[Start]

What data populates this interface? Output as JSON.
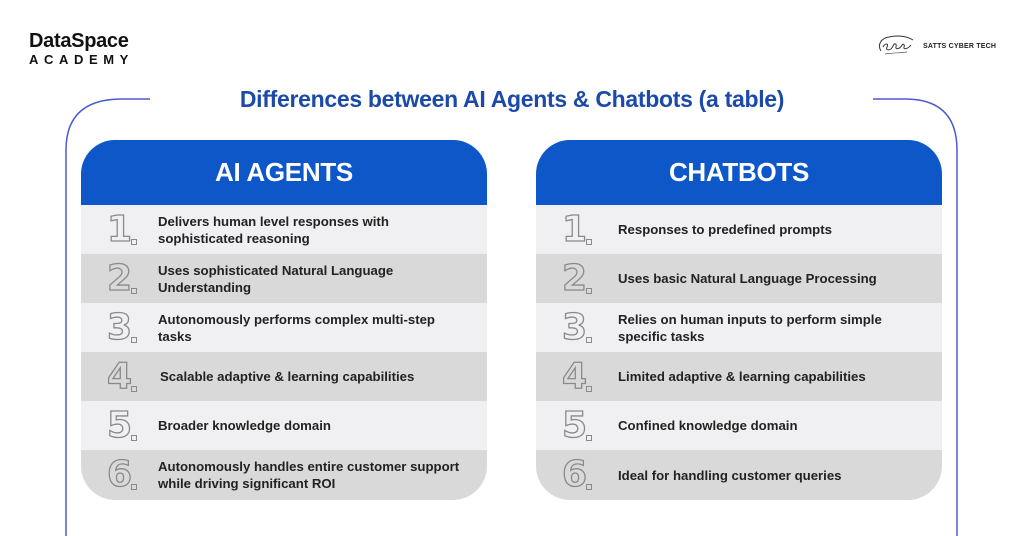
{
  "logos": {
    "left": {
      "brand": "DataSpace",
      "sub": "ACADEMY"
    },
    "right": {
      "name": "SATTS CYBER TECH",
      "mark_icon": "satts-signature-logo"
    }
  },
  "title": "Differences between AI Agents & Chatbots (a table)",
  "colors": {
    "header_blue": "#0d57c8",
    "title_blue": "#1b4aa8",
    "frame_line": "#4b5bd0",
    "row_light": "#f0f0f2",
    "row_dark": "#d9d9d9"
  },
  "columns": [
    {
      "header": "AI AGENTS",
      "rows": [
        {
          "num": "1",
          "text": "Delivers human level responses with sophisticated reasoning"
        },
        {
          "num": "2",
          "text": "Uses sophisticated Natural Language Understanding"
        },
        {
          "num": "3",
          "text": "Autonomously performs complex multi-step tasks"
        },
        {
          "num": "4",
          "text": "Scalable  adaptive & learning capabilities"
        },
        {
          "num": "5",
          "text": "Broader knowledge domain"
        },
        {
          "num": "6",
          "text": "Autonomously handles entire customer support while driving significant ROI"
        }
      ]
    },
    {
      "header": "CHATBOTS",
      "rows": [
        {
          "num": "1",
          "text": "Responses to predefined prompts"
        },
        {
          "num": "2",
          "text": "Uses basic Natural Language Processing"
        },
        {
          "num": "3",
          "text": "Relies on human inputs to perform simple specific tasks"
        },
        {
          "num": "4",
          "text": "Limited adaptive & learning capabilities"
        },
        {
          "num": "5",
          "text": "Confined knowledge domain"
        },
        {
          "num": "6",
          "text": "Ideal for handling customer queries"
        }
      ]
    }
  ]
}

[End]

Return the lines of the records that include the string "Natural".

          "text": "Uses sophisticated Natural Language Understanding"
          "text": "Uses basic Natural Language Processing"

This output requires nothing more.